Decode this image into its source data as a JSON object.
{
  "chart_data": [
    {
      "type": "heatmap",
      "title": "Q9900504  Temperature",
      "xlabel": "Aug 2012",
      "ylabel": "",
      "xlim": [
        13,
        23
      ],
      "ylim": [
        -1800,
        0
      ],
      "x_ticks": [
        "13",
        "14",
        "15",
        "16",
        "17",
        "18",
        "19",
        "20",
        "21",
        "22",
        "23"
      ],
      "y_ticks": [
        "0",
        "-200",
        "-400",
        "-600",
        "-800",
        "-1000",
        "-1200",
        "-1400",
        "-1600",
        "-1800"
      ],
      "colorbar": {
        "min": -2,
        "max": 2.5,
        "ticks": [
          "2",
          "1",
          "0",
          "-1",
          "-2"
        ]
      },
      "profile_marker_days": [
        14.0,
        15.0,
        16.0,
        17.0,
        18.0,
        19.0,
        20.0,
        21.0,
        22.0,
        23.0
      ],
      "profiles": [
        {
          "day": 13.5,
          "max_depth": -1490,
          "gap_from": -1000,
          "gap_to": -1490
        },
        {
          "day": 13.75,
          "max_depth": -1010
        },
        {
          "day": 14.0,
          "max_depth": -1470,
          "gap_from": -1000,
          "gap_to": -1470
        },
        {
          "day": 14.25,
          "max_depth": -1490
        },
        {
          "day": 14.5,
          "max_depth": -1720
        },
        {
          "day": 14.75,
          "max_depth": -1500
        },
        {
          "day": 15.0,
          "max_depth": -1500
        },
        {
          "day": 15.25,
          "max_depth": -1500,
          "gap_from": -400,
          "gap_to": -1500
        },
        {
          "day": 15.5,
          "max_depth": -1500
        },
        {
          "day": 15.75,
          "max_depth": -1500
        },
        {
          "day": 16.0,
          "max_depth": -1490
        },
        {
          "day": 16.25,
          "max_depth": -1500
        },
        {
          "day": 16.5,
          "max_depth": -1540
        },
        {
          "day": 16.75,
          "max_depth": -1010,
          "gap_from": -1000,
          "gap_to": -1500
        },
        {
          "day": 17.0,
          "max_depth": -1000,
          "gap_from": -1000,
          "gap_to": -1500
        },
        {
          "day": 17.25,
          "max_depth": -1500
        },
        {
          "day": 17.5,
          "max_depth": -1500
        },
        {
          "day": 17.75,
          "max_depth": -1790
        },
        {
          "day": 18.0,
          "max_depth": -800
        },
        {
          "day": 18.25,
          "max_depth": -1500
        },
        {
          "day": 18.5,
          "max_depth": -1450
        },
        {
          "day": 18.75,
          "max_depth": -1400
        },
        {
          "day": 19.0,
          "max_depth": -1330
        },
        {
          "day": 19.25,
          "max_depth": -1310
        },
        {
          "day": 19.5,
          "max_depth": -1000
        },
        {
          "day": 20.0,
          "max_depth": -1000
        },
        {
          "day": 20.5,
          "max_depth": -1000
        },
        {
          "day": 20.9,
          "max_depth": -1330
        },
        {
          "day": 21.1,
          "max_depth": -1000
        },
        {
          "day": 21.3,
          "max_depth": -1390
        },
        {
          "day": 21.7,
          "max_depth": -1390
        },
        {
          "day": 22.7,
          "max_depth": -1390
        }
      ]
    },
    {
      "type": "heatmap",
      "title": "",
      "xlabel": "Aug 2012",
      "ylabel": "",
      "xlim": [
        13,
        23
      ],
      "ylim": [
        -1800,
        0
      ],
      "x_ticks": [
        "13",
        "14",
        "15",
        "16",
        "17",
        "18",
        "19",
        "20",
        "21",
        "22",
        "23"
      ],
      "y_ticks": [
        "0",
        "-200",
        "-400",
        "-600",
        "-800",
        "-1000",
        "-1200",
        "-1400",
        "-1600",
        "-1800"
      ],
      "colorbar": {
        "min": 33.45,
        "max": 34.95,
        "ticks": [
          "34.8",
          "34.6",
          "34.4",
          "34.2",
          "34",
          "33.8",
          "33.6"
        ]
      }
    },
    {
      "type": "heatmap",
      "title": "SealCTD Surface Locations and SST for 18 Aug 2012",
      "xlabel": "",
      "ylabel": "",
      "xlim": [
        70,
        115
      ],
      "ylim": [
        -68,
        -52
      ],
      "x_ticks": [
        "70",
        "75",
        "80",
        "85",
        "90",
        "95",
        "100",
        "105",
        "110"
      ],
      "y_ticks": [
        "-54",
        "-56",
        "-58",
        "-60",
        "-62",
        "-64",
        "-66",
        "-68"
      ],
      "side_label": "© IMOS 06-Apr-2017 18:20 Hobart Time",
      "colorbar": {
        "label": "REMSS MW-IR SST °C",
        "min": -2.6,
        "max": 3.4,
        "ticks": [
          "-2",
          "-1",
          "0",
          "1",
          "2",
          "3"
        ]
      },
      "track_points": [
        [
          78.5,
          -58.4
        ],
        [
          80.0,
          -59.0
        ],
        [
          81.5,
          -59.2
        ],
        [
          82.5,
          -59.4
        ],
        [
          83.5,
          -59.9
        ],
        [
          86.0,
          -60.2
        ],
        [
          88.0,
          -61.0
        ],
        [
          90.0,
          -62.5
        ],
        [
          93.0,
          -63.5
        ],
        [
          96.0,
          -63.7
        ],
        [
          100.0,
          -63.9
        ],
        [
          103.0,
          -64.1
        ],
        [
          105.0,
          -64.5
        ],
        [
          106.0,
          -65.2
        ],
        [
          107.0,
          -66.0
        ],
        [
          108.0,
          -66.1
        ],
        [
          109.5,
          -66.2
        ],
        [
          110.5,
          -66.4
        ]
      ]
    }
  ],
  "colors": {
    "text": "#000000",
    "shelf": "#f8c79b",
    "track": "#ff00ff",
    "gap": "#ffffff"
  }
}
+ + +
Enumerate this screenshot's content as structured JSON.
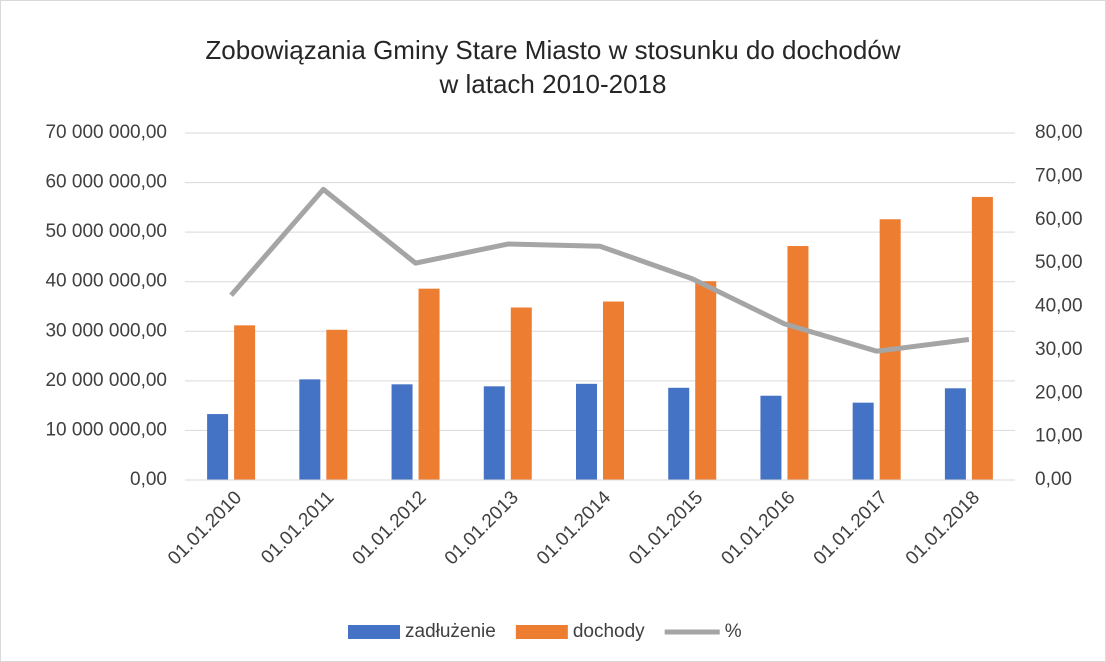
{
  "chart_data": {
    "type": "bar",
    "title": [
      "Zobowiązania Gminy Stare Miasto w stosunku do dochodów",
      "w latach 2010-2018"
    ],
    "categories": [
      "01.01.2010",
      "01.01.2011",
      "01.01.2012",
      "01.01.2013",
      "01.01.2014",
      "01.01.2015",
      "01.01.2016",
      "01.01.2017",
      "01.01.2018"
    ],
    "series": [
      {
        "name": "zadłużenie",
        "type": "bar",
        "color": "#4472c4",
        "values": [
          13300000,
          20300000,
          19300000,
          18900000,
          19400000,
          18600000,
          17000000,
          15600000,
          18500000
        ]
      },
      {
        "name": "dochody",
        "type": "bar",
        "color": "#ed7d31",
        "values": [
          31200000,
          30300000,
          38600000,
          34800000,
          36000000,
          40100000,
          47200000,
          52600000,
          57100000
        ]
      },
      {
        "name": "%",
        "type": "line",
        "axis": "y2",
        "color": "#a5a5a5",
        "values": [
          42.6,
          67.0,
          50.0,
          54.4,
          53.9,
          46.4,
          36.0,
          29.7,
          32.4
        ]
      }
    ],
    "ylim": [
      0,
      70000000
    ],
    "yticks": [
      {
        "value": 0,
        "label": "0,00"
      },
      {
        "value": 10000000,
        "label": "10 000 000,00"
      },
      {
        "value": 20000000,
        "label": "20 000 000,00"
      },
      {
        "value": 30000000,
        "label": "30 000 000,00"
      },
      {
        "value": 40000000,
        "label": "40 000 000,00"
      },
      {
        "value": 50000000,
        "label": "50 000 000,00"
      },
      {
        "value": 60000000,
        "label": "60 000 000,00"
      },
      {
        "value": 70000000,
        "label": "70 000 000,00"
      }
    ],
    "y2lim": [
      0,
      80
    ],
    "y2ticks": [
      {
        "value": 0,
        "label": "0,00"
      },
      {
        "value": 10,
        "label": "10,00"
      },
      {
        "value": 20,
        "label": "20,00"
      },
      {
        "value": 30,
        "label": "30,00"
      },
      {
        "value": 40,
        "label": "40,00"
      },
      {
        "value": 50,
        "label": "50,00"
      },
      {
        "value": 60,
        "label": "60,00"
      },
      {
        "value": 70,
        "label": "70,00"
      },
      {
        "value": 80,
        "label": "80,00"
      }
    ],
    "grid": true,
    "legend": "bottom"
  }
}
+ + +
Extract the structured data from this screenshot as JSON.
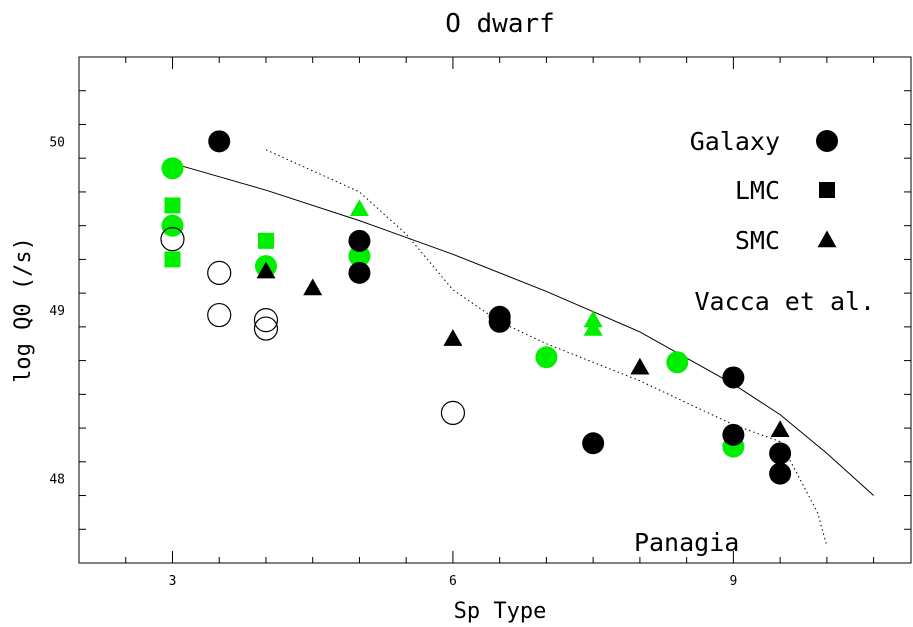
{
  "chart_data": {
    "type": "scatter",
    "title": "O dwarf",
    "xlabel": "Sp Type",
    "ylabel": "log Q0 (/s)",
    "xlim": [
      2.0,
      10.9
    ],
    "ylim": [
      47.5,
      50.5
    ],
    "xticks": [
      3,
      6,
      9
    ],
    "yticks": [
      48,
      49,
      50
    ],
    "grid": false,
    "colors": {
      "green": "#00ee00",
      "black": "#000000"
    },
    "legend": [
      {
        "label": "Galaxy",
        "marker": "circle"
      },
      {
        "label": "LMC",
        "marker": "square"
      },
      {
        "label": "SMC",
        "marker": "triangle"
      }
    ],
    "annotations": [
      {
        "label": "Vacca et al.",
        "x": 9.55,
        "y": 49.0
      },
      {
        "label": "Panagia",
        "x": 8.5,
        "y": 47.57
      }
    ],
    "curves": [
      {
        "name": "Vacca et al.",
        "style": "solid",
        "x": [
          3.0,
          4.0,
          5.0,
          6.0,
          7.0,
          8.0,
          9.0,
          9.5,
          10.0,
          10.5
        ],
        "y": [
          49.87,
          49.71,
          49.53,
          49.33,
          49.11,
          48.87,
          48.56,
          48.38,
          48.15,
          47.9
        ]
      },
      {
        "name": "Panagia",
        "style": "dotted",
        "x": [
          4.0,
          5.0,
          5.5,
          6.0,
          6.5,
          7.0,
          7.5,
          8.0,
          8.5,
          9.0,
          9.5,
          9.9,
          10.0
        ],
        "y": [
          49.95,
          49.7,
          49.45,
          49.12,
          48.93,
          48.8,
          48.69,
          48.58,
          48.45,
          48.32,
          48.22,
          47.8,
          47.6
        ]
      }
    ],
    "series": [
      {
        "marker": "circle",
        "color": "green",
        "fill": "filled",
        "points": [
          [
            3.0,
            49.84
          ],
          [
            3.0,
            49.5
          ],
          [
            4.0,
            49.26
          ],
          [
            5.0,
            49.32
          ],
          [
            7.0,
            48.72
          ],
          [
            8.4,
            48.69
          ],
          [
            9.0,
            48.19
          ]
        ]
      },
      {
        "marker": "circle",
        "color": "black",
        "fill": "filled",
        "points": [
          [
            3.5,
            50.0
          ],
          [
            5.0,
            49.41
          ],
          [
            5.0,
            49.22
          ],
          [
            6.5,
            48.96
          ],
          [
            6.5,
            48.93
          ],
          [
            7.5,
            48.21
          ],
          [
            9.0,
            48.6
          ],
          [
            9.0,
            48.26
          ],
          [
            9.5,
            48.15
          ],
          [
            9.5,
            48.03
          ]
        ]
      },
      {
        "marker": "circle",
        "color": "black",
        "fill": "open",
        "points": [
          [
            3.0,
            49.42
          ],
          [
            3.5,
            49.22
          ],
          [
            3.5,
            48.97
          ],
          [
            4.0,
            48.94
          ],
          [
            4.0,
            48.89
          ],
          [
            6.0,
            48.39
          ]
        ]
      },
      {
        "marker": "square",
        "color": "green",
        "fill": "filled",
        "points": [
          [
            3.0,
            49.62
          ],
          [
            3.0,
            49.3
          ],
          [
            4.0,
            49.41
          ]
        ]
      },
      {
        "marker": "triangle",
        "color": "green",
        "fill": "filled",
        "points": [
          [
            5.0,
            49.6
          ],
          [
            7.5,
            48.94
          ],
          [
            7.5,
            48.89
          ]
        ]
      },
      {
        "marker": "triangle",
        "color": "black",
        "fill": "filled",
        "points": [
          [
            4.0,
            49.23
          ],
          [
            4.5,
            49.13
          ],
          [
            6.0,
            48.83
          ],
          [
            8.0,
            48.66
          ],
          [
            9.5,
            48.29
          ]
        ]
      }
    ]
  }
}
+ + +
WORK TO DO: Gather each line holding the string "screenshot".

RESPONSE:
Enumerate this screenshot's content as structured JSON.
Extract the structured data from this screenshot as JSON.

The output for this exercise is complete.